- What is asked: Transcribe the material exactly. Images do not belong in the copy.

BEGIN Excerpted data

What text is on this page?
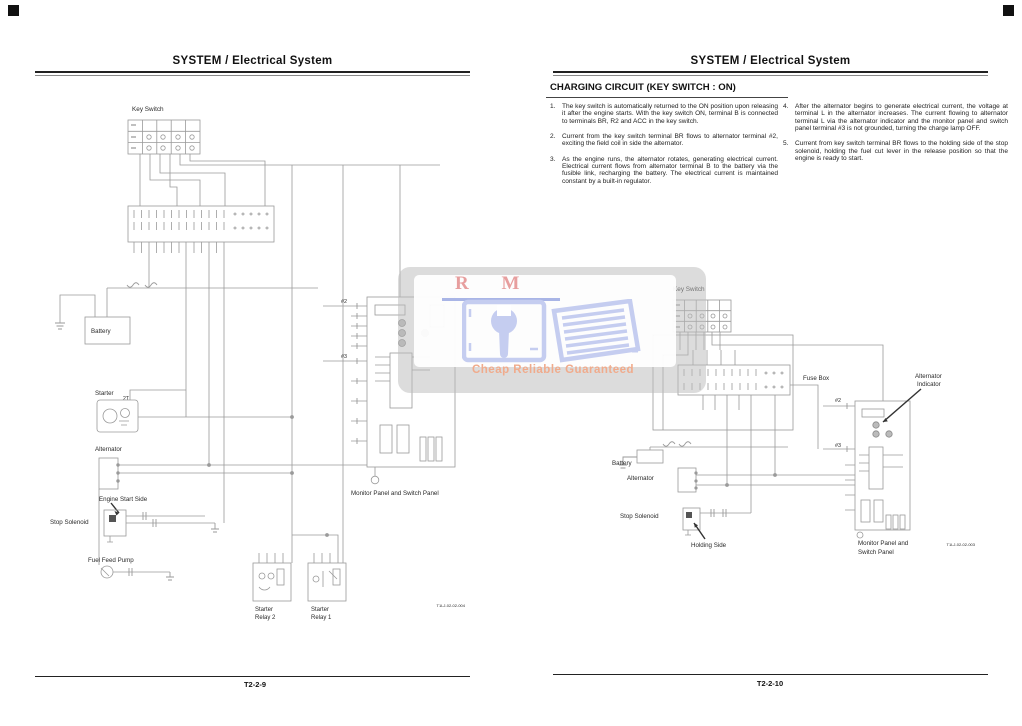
SYSTEM / Electrical System
Key Switch
Battery
Starter
2T
Alternator
Engine Start Side
Stop Solenoid
Fuel Feed Pump
Starter
Relay 2
Starter
Relay 1
#2
#3
Monitor Panel and Switch Panel
T1LJ-02-02-004
T2-2-9
SYSTEM / Electrical System
CHARGING CIRCUIT (KEY SWITCH : ON)
1. The key switch is automatically returned to the ON position upon releasing it after the engine starts. With the key switch ON, terminal B is connected to terminals BR, R2 and ACC in the key switch.
2. Current from the key switch terminal BR flows to alternator terminal #2, exciting the field coil in side the alternator.
3. As the engine runs, the alternator rotates, generating electrical current. Electrical current flows from alternator terminal B to the battery via the fusible link, recharging the battery. The electrical current is maintained constant by a built-in regulator.
4. After the alternator begins to generate electrical current, the voltage at terminal L in the alternator increases. The current flowing to alternator terminal L via the alternator indicator and the monitor panel and switch panel terminal #3 is not grounded, turning the charge lamp OFF.
5. Current from key switch terminal BR flows to the holding side of the stop solenoid, holding the fuel cut lever in the release position so that the engine is ready to start.
Fuse Box
Battery
Alternator
Stop Solenoid
Holding Side
#2
#3
Alternator
Indicator
Monitor Panel and
Switch Panel
T1LJ-02-02-003
T2-2-10
R M
Cheap Reliable Guaranteed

END Excerpted data

- Answer to this problem:
What text is on this page?
SYSTEM / Electrical System
Key Switch
Battery
Starter
2T
Alternator
Engine Start Side
Stop Solenoid
Fuel Feed Pump
Starter
Relay 2
Starter
Relay 1
#2
#3
Monitor Panel and Switch Panel
T1LJ-02-02-004
T2-2-9
SYSTEM / Electrical System
CHARGING CIRCUIT (KEY SWITCH : ON)
1. The key switch is automatically returned to the ON position upon releasing it after the engine starts. With the key switch ON, terminal B is connected to terminals BR, R2 and ACC in the key switch.
2. Current from the key switch terminal BR flows to alternator terminal #2, exciting the field coil in side the alternator.
3. As the engine runs, the alternator rotates, generating electrical current. Electrical current flows from alternator terminal B to the battery via the fusible link, recharging the battery. The electrical current is maintained constant by a built-in regulator.
4. After the alternator begins to generate electrical current, the voltage at terminal L in the alternator increases. The current flowing to alternator terminal L via the alternator indicator and the monitor panel and switch panel terminal #3 is not grounded, turning the charge lamp OFF.
5. Current from key switch terminal BR flows to the holding side of the stop solenoid, holding the fuel cut lever in the release position so that the engine is ready to start.
Fuse Box
Battery
Alternator
Stop Solenoid
Holding Side
#2
#3
Alternator
Indicator
Monitor Panel and
Switch Panel
T1LJ-02-02-003
T2-2-10
R M
Cheap Reliable Guaranteed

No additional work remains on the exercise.